:: TEXTO DE LEITURA

A G. me enviou este relato.
m primeiro lugar muito obrigada! Mesmo! Por se doar a causas tão nobres. Por ser tão elevada. Por ser essa pessoa maravilhosa que você é! Minha vida mudou depois que comecei a ler seu blog!
Há algum tempo penso em escrever esse texto e hoje me sobrou tempo então resolvi relatar esse acontecido. Tenho certeza que você sabe que isso tudo acontece sempre, mas sei lá. Tive vontade de te contar, até para você saber como funciona o relacionamento interpessoal em uma grande empresa! Ambiente coorporativo não é fácil!
Tenho 31 anos e trabalho em uma empresa multinacional na área comercial. Sou formada em Comunicação Social. Presto trabalho voluntário em uma organização que apóia adolescentes grávidas. E isso é só uma parte de quem eu sou.

::::
:: REGISTROS FORNECIDOS

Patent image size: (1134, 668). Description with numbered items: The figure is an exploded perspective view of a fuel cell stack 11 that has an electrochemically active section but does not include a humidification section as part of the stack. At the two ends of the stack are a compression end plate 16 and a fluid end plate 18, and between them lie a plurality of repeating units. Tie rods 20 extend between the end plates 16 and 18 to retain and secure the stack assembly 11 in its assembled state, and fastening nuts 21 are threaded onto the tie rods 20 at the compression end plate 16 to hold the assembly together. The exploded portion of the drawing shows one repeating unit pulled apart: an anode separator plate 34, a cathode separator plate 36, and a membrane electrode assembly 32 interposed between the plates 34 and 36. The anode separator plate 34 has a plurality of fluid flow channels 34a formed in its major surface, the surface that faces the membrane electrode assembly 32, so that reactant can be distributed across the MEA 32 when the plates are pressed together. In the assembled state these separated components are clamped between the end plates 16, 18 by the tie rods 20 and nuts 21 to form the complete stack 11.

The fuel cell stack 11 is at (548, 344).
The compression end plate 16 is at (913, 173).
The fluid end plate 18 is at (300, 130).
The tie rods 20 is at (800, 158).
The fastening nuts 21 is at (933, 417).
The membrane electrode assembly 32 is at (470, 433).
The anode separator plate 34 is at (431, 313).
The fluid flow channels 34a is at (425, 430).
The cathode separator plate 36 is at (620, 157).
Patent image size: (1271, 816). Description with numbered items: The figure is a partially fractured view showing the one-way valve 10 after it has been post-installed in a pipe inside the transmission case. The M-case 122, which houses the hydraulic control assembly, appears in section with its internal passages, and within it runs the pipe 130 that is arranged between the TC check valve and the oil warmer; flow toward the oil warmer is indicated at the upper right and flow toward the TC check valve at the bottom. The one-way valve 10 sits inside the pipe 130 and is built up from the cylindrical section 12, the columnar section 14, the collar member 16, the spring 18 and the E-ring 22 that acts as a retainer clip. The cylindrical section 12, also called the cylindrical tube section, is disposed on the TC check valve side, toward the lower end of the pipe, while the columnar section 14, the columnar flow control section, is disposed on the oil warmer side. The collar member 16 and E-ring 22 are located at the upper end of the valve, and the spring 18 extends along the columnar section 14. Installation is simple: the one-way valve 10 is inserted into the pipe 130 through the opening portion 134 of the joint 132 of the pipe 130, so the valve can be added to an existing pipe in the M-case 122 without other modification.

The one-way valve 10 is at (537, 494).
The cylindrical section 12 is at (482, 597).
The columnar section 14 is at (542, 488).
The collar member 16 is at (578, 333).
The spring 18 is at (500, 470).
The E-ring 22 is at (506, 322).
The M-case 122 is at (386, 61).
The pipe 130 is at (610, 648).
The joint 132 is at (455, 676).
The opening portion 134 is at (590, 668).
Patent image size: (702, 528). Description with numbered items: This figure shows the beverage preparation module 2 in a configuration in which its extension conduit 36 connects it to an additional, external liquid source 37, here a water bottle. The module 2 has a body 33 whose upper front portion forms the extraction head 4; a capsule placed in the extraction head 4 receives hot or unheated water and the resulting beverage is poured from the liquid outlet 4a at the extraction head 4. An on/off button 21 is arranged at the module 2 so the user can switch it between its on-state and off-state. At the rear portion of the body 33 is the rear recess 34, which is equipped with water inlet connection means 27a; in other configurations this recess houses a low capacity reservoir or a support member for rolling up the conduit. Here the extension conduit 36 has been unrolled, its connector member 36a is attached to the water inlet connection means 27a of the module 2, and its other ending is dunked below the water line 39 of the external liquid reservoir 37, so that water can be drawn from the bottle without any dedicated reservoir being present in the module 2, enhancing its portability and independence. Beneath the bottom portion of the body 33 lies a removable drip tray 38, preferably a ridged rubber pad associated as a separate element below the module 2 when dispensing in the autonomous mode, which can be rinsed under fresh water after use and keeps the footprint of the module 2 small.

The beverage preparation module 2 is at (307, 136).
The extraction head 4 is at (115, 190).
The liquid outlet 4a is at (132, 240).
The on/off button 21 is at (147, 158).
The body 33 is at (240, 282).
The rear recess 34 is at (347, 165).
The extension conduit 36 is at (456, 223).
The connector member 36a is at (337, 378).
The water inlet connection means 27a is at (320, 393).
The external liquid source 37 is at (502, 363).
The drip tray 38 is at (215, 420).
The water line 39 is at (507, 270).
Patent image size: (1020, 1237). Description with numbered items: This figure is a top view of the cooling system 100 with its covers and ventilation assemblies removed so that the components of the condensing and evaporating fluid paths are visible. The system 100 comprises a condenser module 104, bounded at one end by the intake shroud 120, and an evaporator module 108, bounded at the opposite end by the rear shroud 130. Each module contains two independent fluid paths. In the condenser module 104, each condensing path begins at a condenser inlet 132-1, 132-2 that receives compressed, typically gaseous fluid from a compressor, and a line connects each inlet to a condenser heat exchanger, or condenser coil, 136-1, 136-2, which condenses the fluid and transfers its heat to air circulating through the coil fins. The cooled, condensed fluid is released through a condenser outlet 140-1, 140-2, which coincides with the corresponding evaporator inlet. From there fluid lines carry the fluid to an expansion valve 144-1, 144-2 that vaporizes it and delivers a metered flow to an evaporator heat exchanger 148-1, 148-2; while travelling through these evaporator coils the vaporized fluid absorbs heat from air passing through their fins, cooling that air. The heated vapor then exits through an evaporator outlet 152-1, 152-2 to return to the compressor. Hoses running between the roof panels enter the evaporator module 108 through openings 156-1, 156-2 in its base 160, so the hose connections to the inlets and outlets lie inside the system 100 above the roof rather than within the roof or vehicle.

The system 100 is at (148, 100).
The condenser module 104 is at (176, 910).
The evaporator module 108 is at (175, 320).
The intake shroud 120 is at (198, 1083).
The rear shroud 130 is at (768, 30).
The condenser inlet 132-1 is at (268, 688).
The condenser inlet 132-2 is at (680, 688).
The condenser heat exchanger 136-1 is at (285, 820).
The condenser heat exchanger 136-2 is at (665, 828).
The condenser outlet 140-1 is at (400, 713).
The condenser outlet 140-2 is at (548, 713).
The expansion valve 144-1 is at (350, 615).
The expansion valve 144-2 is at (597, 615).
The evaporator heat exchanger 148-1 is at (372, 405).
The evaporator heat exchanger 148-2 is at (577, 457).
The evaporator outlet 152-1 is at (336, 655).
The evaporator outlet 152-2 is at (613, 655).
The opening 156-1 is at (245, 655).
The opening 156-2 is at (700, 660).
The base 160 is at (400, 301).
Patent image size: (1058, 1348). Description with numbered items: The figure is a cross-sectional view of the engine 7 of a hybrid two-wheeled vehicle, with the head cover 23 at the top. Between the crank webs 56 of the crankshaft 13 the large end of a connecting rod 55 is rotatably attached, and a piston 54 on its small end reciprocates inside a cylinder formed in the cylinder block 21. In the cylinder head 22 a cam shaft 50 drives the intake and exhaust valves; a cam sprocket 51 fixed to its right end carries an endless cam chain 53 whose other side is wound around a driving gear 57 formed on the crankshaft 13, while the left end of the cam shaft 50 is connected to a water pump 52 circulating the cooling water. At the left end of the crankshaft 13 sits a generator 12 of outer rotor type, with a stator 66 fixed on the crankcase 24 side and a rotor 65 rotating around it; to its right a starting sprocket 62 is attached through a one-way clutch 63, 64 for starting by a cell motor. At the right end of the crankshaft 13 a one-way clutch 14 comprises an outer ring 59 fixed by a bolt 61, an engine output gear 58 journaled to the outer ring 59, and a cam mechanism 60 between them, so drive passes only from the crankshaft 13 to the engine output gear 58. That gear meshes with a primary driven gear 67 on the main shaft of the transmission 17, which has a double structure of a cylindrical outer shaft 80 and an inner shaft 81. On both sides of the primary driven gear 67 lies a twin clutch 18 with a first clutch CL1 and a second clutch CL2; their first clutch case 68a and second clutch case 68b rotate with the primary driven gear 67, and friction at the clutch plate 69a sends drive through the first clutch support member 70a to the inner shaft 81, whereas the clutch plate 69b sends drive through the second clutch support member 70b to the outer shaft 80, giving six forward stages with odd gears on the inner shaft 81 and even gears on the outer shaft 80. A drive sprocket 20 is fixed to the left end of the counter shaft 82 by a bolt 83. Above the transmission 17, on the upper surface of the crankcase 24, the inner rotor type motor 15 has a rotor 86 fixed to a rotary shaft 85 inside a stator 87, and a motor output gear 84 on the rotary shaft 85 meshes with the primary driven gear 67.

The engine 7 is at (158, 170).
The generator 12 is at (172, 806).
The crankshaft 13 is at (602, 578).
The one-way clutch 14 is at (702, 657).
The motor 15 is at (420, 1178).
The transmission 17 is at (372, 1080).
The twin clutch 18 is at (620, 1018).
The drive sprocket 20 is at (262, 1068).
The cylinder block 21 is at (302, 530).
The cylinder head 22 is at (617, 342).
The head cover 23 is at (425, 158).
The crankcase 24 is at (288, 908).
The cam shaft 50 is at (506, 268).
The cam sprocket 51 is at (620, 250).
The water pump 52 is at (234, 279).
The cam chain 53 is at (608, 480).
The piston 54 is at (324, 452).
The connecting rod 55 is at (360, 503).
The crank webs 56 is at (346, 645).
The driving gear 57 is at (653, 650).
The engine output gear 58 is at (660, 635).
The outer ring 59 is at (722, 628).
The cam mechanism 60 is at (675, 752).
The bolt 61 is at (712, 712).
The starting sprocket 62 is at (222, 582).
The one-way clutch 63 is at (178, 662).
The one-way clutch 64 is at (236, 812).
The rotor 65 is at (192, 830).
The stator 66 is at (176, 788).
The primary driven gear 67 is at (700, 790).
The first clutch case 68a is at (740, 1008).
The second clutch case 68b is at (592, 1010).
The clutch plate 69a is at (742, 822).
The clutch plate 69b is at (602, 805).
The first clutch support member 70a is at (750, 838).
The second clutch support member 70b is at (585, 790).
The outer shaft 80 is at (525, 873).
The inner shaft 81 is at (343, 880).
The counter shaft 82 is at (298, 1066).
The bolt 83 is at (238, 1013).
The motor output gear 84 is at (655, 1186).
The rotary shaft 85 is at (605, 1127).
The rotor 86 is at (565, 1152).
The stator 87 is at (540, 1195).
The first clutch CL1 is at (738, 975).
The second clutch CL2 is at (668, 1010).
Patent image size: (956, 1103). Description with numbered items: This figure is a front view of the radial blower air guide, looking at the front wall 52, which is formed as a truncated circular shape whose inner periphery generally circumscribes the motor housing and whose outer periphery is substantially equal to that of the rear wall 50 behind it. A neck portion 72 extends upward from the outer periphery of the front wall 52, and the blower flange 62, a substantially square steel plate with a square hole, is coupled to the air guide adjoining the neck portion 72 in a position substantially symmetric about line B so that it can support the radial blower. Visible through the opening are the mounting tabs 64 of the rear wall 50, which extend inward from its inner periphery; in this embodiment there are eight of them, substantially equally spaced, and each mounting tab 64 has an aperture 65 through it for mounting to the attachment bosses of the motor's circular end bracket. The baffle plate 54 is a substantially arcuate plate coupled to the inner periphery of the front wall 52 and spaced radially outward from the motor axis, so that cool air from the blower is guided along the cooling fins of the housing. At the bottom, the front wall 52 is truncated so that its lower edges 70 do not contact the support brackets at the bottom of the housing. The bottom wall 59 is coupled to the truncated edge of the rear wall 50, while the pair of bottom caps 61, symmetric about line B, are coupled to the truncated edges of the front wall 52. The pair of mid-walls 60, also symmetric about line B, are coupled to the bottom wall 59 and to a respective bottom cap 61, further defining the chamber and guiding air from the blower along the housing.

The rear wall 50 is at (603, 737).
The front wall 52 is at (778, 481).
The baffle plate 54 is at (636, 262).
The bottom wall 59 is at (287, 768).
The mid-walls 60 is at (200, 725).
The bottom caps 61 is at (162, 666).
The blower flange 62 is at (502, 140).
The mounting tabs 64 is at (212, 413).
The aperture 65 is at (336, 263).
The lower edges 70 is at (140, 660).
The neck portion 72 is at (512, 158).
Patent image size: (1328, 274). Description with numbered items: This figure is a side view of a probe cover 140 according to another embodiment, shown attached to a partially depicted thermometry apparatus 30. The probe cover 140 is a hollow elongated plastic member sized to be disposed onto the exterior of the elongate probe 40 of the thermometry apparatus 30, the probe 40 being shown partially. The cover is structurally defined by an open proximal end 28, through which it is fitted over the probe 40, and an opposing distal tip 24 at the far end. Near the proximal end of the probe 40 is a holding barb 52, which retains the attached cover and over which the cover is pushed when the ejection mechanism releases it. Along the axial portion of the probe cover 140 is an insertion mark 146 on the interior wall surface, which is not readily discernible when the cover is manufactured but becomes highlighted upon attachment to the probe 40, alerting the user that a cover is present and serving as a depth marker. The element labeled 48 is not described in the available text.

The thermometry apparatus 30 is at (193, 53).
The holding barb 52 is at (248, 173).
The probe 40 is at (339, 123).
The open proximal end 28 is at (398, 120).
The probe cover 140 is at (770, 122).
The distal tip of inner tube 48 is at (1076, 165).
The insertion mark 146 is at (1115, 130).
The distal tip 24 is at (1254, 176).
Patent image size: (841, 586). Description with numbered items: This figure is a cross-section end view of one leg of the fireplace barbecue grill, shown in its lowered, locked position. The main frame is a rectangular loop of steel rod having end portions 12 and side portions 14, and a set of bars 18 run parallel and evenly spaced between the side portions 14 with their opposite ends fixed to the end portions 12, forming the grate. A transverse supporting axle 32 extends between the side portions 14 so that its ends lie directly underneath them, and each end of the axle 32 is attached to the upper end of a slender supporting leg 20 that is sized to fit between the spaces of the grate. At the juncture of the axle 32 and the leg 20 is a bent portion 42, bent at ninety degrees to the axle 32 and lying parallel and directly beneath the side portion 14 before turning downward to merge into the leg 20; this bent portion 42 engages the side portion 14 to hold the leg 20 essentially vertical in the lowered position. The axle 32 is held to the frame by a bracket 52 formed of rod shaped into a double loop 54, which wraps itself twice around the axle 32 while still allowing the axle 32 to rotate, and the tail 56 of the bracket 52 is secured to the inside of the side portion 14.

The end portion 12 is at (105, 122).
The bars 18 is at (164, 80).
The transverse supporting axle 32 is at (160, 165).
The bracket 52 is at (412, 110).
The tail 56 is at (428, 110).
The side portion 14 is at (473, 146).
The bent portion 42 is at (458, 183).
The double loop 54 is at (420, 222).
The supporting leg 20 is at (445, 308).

::::

◆ TAREFA PROPOSTA A ◆
No relato enviado por G., em que área da empresa multinacional a pessoa que escreve trabalha?
◆ TAREFA PROPOSTA B ◆
Dê continuidade ao relato de G. sobre o ambiente corporativo, começando logo após a última frase apresentada.

◆ RESPOSTA ESPERADA A ◆
Na área comercial.

◆ RESPOSTA ESPERADA B ◆
Acontece que de uns dois anos para cá venho me inteirando mais e mais sobre o feminismo e as lutas diárias da mulher na sociedade. Como sou curiosa, também comecei a ler mais e mais textos sobre misoginia [ver abaixo], direito de minorias, igualdade social etc e tal.
Lola, um mundo novo se abriu na minha frente! Eu era machista! O mundo é machista! Eu era preconceituosa! O mundo é preconceituoso! Eu já sofri abusos verbais e não notei! Já sofri abusos físicos “leves” (aquela passada de mão no carnaval, sabe?) e “deixei pra lá”! Meu noivo solta frases machistas. Meus amigos soltam comentários maldosos! Minha equipe no trabalho tem pessoas homofóbicas! Meu mundo caiu!
Enfim, esse breve resumo de quem eu sou e um pouco do que eu penso serve agora para abrir o tema do texto.
FALAR DE ESTUPRO TE ROTULA AUTOMATICAMENTE COMO ESTUPRADA.
Lola, é isso mesmo que você leu!
Ultimamente eu tenho percebido que se eu me posiciono em relação a assuntos ligados a estupro, as pessoas olham pra mim ora com cara de dó, ora com cara de dúvida, ora com cara de espanto.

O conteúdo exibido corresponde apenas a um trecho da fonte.